--- START Dataset extract ---
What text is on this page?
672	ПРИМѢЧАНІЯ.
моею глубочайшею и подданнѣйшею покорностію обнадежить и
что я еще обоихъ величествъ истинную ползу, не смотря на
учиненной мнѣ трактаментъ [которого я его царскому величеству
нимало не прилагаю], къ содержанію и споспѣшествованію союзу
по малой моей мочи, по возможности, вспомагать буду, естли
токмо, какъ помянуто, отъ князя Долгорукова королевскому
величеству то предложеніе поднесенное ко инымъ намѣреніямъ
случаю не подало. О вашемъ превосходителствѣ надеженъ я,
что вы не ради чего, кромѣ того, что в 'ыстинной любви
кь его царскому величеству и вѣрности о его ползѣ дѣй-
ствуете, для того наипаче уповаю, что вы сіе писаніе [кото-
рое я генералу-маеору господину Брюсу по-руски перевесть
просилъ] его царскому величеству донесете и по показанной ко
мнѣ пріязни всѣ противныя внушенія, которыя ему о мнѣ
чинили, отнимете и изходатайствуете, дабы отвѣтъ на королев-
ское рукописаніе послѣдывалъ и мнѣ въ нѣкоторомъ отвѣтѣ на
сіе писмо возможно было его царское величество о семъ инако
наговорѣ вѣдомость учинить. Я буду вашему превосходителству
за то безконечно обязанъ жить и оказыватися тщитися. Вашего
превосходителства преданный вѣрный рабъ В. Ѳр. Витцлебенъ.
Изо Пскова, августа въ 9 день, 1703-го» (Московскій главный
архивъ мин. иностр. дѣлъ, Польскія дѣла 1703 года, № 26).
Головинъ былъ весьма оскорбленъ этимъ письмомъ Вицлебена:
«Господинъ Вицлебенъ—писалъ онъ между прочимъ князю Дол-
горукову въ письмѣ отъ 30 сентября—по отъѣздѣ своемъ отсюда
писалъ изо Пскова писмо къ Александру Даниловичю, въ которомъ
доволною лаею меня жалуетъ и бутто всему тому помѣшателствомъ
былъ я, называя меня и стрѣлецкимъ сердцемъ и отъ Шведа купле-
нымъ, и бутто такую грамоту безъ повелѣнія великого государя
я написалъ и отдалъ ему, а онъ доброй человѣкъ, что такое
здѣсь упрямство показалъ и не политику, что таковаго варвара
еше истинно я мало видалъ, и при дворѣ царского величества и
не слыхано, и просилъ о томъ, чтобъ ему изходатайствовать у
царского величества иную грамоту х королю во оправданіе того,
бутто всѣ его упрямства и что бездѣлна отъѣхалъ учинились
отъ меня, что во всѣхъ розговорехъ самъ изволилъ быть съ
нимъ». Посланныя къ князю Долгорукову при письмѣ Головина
--- END Dataset extract ---
● **Required work**: Type the material above out again, exactly.

● **Answer to the exercise**:
What text is on this page?
672	ПРИМѢЧАНІЯ.
моею глубочайшею и подданнѣйшею покорностію обнадежить и
что я еще обоихъ величествъ истинную ползу, не смотря на
учиненной мнѣ трактаментъ [которого я его царскому величеству
нимало не прилагаю], къ содержанію и споспѣшествованію союзу
по малой моей мочи, по возможности, вспомагать буду, естли
токмо, какъ помянуто, отъ князя Долгорукова королевскому
величеству то предложеніе поднесенное ко инымъ намѣреніямъ
случаю не подало. О вашемъ превосходителствѣ надеженъ я,
что вы не ради чего, кромѣ того, что в 'ыстинной любви
кь его царскому величеству и вѣрности о его ползѣ дѣй-
ствуете, для того наипаче уповаю, что вы сіе писаніе [кото-
рое я генералу-маеору господину Брюсу по-руски перевесть
просилъ] его царскому величеству донесете и по показанной ко
мнѣ пріязни всѣ противныя внушенія, которыя ему о мнѣ
чинили, отнимете и изходатайствуете, дабы отвѣтъ на королев-
ское рукописаніе послѣдывалъ и мнѣ въ нѣкоторомъ отвѣтѣ на
сіе писмо возможно было его царское величество о семъ инако
наговорѣ вѣдомость учинить. Я буду вашему превосходителству
за то безконечно обязанъ жить и оказыватися тщитися. Вашего
превосходителства преданный вѣрный рабъ В. Ѳр. Витцлебенъ.
Изо Пскова, августа въ 9 день, 1703-го» (Московскій главный
архивъ мин. иностр. дѣлъ, Польскія дѣла 1703 года, № 26).
Головинъ былъ весьма оскорбленъ этимъ письмомъ Вицлебена:
«Господинъ Вицлебенъ—писалъ онъ между прочимъ князю Дол-
горукову въ письмѣ отъ 30 сентября—по отъѣздѣ своемъ отсюда
писалъ изо Пскова писмо къ Александру Даниловичю, въ которомъ
доволною лаею меня жалуетъ и бутто всему тому помѣшателствомъ
былъ я, называя меня и стрѣлецкимъ сердцемъ и отъ Шведа купле-
нымъ, и бутто такую грамоту безъ повелѣнія великого государя
я написалъ и отдалъ ему, а онъ доброй человѣкъ, что такое
здѣсь упрямство показалъ и не политику, что таковаго варвара
еше истинно я мало видалъ, и при дворѣ царского величества и
не слыхано, и просилъ о томъ, чтобъ ему изходатайствовать у
царского величества иную грамоту х королю во оправданіе того,
бутто всѣ его упрямства и что бездѣлна отъѣхалъ учинились
отъ меня, что во всѣхъ розговорехъ самъ изволилъ быть съ
нимъ». Посланныя къ князю Долгорукову при письмѣ Головина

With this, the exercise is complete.